BEGIN MATERIAL SHOWN
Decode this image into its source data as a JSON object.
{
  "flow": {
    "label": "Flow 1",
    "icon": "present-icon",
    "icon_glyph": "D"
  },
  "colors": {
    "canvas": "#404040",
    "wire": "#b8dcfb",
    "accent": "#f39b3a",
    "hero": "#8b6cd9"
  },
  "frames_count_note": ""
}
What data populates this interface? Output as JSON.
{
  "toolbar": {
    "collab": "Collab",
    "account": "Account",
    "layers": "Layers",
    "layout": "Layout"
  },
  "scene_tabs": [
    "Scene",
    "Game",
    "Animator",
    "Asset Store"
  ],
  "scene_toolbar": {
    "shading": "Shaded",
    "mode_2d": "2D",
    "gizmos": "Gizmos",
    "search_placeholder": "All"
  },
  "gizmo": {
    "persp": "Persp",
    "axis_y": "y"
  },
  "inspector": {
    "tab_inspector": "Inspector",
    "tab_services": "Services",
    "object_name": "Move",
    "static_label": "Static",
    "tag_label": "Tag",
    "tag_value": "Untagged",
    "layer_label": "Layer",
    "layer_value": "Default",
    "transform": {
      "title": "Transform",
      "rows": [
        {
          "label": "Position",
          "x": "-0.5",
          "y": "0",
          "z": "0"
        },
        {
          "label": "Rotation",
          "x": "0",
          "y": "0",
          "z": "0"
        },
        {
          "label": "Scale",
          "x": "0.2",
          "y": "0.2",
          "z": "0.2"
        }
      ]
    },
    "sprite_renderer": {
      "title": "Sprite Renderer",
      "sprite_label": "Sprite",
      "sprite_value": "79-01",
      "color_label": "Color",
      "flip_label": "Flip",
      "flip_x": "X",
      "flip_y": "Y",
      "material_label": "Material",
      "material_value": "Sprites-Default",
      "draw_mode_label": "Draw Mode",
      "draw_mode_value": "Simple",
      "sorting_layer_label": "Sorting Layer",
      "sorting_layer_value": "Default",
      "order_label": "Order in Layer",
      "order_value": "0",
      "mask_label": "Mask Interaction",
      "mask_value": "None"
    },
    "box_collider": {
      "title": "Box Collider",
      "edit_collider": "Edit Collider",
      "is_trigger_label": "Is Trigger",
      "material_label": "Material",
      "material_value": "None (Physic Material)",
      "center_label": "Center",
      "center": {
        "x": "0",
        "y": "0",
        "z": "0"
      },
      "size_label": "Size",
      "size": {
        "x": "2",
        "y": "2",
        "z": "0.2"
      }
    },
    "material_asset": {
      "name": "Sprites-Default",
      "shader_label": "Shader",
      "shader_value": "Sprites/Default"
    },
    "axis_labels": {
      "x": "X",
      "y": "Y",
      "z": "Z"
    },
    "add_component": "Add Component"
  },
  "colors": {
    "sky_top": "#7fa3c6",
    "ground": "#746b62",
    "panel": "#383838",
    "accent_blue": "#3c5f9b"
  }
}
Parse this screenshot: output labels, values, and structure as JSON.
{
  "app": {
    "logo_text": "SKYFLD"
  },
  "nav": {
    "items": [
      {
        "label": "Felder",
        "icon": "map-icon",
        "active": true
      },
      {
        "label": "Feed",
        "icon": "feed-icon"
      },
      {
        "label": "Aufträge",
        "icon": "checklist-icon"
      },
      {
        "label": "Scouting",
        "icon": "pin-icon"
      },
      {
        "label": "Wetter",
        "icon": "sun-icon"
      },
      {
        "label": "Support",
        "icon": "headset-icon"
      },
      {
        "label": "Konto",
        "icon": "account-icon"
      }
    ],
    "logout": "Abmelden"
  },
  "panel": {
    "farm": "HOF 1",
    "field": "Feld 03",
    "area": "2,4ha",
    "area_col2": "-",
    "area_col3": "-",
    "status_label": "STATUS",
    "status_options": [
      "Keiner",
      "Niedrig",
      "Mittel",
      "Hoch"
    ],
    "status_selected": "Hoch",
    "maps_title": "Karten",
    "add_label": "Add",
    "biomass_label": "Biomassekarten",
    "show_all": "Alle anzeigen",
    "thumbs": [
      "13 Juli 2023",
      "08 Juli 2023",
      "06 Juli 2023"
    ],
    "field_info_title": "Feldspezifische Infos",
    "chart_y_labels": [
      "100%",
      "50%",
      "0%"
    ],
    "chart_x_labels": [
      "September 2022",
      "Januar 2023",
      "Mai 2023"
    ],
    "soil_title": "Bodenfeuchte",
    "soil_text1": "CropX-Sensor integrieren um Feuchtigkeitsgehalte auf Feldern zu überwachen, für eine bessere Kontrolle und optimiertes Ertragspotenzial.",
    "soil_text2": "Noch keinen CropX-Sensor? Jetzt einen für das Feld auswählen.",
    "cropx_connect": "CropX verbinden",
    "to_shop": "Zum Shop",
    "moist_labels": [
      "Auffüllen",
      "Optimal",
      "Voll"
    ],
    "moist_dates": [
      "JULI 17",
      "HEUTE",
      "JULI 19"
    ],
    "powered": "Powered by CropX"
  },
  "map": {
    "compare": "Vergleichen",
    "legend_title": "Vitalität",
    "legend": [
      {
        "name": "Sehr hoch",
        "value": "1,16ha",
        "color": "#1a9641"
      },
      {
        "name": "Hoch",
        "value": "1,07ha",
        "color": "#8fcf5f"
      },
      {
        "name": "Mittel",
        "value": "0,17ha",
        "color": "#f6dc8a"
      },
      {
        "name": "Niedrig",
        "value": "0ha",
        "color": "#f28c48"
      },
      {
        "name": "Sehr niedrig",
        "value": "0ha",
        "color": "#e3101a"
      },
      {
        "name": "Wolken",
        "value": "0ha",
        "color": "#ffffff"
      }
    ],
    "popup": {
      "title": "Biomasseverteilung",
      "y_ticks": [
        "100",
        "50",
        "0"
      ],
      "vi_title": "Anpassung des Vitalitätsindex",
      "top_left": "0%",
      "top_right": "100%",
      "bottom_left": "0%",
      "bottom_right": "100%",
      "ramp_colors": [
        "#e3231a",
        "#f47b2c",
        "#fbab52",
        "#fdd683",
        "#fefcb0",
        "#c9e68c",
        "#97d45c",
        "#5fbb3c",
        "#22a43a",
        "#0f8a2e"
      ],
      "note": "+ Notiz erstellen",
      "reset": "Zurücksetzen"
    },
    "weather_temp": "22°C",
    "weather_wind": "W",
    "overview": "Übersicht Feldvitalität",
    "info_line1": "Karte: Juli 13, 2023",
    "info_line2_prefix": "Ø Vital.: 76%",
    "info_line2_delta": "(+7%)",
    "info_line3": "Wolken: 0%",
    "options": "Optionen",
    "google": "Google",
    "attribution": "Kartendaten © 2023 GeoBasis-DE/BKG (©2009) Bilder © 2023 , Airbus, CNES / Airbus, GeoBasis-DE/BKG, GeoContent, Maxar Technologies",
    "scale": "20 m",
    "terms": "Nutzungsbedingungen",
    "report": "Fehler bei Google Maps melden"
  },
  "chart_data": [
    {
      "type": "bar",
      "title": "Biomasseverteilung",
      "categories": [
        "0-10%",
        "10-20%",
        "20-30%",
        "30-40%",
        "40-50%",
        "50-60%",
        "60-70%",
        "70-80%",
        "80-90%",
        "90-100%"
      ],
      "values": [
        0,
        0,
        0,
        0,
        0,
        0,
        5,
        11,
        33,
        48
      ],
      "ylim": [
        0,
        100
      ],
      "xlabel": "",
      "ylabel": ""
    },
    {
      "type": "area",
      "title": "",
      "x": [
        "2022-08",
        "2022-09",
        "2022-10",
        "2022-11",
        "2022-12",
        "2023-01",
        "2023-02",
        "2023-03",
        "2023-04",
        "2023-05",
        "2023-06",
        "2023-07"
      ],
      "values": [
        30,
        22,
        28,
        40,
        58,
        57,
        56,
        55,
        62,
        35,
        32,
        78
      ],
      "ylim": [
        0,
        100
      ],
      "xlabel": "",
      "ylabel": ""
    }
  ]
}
END MATERIAL SHOWN
-- AIM OF THE TASK --
Output the listing above word for word.

-- RESPONSE TO THIS TASK --
Decode this image into its source data as a JSON object.
{
  "flow": {
    "label": "Flow 1",
    "icon": "present-icon",
    "icon_glyph": "D"
  },
  "colors": {
    "canvas": "#404040",
    "wire": "#b8dcfb",
    "accent": "#f39b3a",
    "hero": "#8b6cd9"
  },
  "frames_count_note": ""
}
What data populates this interface? Output as JSON.
{
  "toolbar": {
    "collab": "Collab",
    "account": "Account",
    "layers": "Layers",
    "layout": "Layout"
  },
  "scene_tabs": [
    "Scene",
    "Game",
    "Animator",
    "Asset Store"
  ],
  "scene_toolbar": {
    "shading": "Shaded",
    "mode_2d": "2D",
    "gizmos": "Gizmos",
    "search_placeholder": "All"
  },
  "gizmo": {
    "persp": "Persp",
    "axis_y": "y"
  },
  "inspector": {
    "tab_inspector": "Inspector",
    "tab_services": "Services",
    "object_name": "Move",
    "static_label": "Static",
    "tag_label": "Tag",
    "tag_value": "Untagged",
    "layer_label": "Layer",
    "layer_value": "Default",
    "transform": {
      "title": "Transform",
      "rows": [
        {
          "label": "Position",
          "x": "-0.5",
          "y": "0",
          "z": "0"
        },
        {
          "label": "Rotation",
          "x": "0",
          "y": "0",
          "z": "0"
        },
        {
          "label": "Scale",
          "x": "0.2",
          "y": "0.2",
          "z": "0.2"
        }
      ]
    },
    "sprite_renderer": {
      "title": "Sprite Renderer",
      "sprite_label": "Sprite",
      "sprite_value": "79-01",
      "color_label": "Color",
      "flip_label": "Flip",
      "flip_x": "X",
      "flip_y": "Y",
      "material_label": "Material",
      "material_value": "Sprites-Default",
      "draw_mode_label": "Draw Mode",
      "draw_mode_value": "Simple",
      "sorting_layer_label": "Sorting Layer",
      "sorting_layer_value": "Default",
      "order_label": "Order in Layer",
      "order_value": "0",
      "mask_label": "Mask Interaction",
      "mask_value": "None"
    },
    "box_collider": {
      "title": "Box Collider",
      "edit_collider": "Edit Collider",
      "is_trigger_label": "Is Trigger",
      "material_label": "Material",
      "material_value": "None (Physic Material)",
      "center_label": "Center",
      "center": {
        "x": "0",
        "y": "0",
        "z": "0"
      },
      "size_label": "Size",
      "size": {
        "x": "2",
        "y": "2",
        "z": "0.2"
      }
    },
    "material_asset": {
      "name": "Sprites-Default",
      "shader_label": "Shader",
      "shader_value": "Sprites/Default"
    },
    "axis_labels": {
      "x": "X",
      "y": "Y",
      "z": "Z"
    },
    "add_component": "Add Component"
  },
  "colors": {
    "sky_top": "#7fa3c6",
    "ground": "#746b62",
    "panel": "#383838",
    "accent_blue": "#3c5f9b"
  }
}
Parse this screenshot: output labels, values, and structure as JSON.
{
  "app": {
    "logo_text": "SKYFLD"
  },
  "nav": {
    "items": [
      {
        "label": "Felder",
        "icon": "map-icon",
        "active": true
      },
      {
        "label": "Feed",
        "icon": "feed-icon"
      },
      {
        "label": "Aufträge",
        "icon": "checklist-icon"
      },
      {
        "label": "Scouting",
        "icon": "pin-icon"
      },
      {
        "label": "Wetter",
        "icon": "sun-icon"
      },
      {
        "label": "Support",
        "icon": "headset-icon"
      },
      {
        "label": "Konto",
        "icon": "account-icon"
      }
    ],
    "logout": "Abmelden"
  },
  "panel": {
    "farm": "HOF 1",
    "field": "Feld 03",
    "area": "2,4ha",
    "area_col2": "-",
    "area_col3": "-",
    "status_label": "STATUS",
    "status_options": [
      "Keiner",
      "Niedrig",
      "Mittel",
      "Hoch"
    ],
    "status_selected": "Hoch",
    "maps_title": "Karten",
    "add_label": "Add",
    "biomass_label": "Biomassekarten",
    "show_all": "Alle anzeigen",
    "thumbs": [
      "13 Juli 2023",
      "08 Juli 2023",
      "06 Juli 2023"
    ],
    "field_info_title": "Feldspezifische Infos",
    "chart_y_labels": [
      "100%",
      "50%",
      "0%"
    ],
    "chart_x_labels": [
      "September 2022",
      "Januar 2023",
      "Mai 2023"
    ],
    "soil_title": "Bodenfeuchte",
    "soil_text1": "CropX-Sensor integrieren um Feuchtigkeitsgehalte auf Feldern zu überwachen, für eine bessere Kontrolle und optimiertes Ertragspotenzial.",
    "soil_text2": "Noch keinen CropX-Sensor? Jetzt einen für das Feld auswählen.",
    "cropx_connect": "CropX verbinden",
    "to_shop": "Zum Shop",
    "moist_labels": [
      "Auffüllen",
      "Optimal",
      "Voll"
    ],
    "moist_dates": [
      "JULI 17",
      "HEUTE",
      "JULI 19"
    ],
    "powered": "Powered by CropX"
  },
  "map": {
    "compare": "Vergleichen",
    "legend_title": "Vitalität",
    "legend": [
      {
        "name": "Sehr hoch",
        "value": "1,16ha",
        "color": "#1a9641"
      },
      {
        "name": "Hoch",
        "value": "1,07ha",
        "color": "#8fcf5f"
      },
      {
        "name": "Mittel",
        "value": "0,17ha",
        "color": "#f6dc8a"
      },
      {
        "name": "Niedrig",
        "value": "0ha",
        "color": "#f28c48"
      },
      {
        "name": "Sehr niedrig",
        "value": "0ha",
        "color": "#e3101a"
      },
      {
        "name": "Wolken",
        "value": "0ha",
        "color": "#ffffff"
      }
    ],
    "popup": {
      "title": "Biomasseverteilung",
      "y_ticks": [
        "100",
        "50",
        "0"
      ],
      "vi_title": "Anpassung des Vitalitätsindex",
      "top_left": "0%",
      "top_right": "100%",
      "bottom_left": "0%",
      "bottom_right": "100%",
      "ramp_colors": [
        "#e3231a",
        "#f47b2c",
        "#fbab52",
        "#fdd683",
        "#fefcb0",
        "#c9e68c",
        "#97d45c",
        "#5fbb3c",
        "#22a43a",
        "#0f8a2e"
      ],
      "note": "+ Notiz erstellen",
      "reset": "Zurücksetzen"
    },
    "weather_temp": "22°C",
    "weather_wind": "W",
    "overview": "Übersicht Feldvitalität",
    "info_line1": "Karte: Juli 13, 2023",
    "info_line2_prefix": "Ø Vital.: 76%",
    "info_line2_delta": "(+7%)",
    "info_line3": "Wolken: 0%",
    "options": "Optionen",
    "google": "Google",
    "attribution": "Kartendaten © 2023 GeoBasis-DE/BKG (©2009) Bilder © 2023 , Airbus, CNES / Airbus, GeoBasis-DE/BKG, GeoContent, Maxar Technologies",
    "scale": "20 m",
    "terms": "Nutzungsbedingungen",
    "report": "Fehler bei Google Maps melden"
  },
  "chart_data": [
    {
      "type": "bar",
      "title": "Biomasseverteilung",
      "categories": [
        "0-10%",
        "10-20%",
        "20-30%",
        "30-40%",
        "40-50%",
        "50-60%",
        "60-70%",
        "70-80%",
        "80-90%",
        "90-100%"
      ],
      "values": [
        0,
        0,
        0,
        0,
        0,
        0,
        5,
        11,
        33,
        48
      ],
      "ylim": [
        0,
        100
      ],
      "xlabel": "",
      "ylabel": ""
    },
    {
      "type": "area",
      "title": "",
      "x": [
        "2022-08",
        "2022-09",
        "2022-10",
        "2022-11",
        "2022-12",
        "2023-01",
        "2023-02",
        "2023-03",
        "2023-04",
        "2023-05",
        "2023-06",
        "2023-07"
      ],
      "values": [
        30,
        22,
        28,
        40,
        58,
        57,
        56,
        55,
        62,
        35,
        32,
        78
      ],
      "ylim": [
        0,
        100
      ],
      "xlabel": "",
      "ylabel": ""
    }
  ]
}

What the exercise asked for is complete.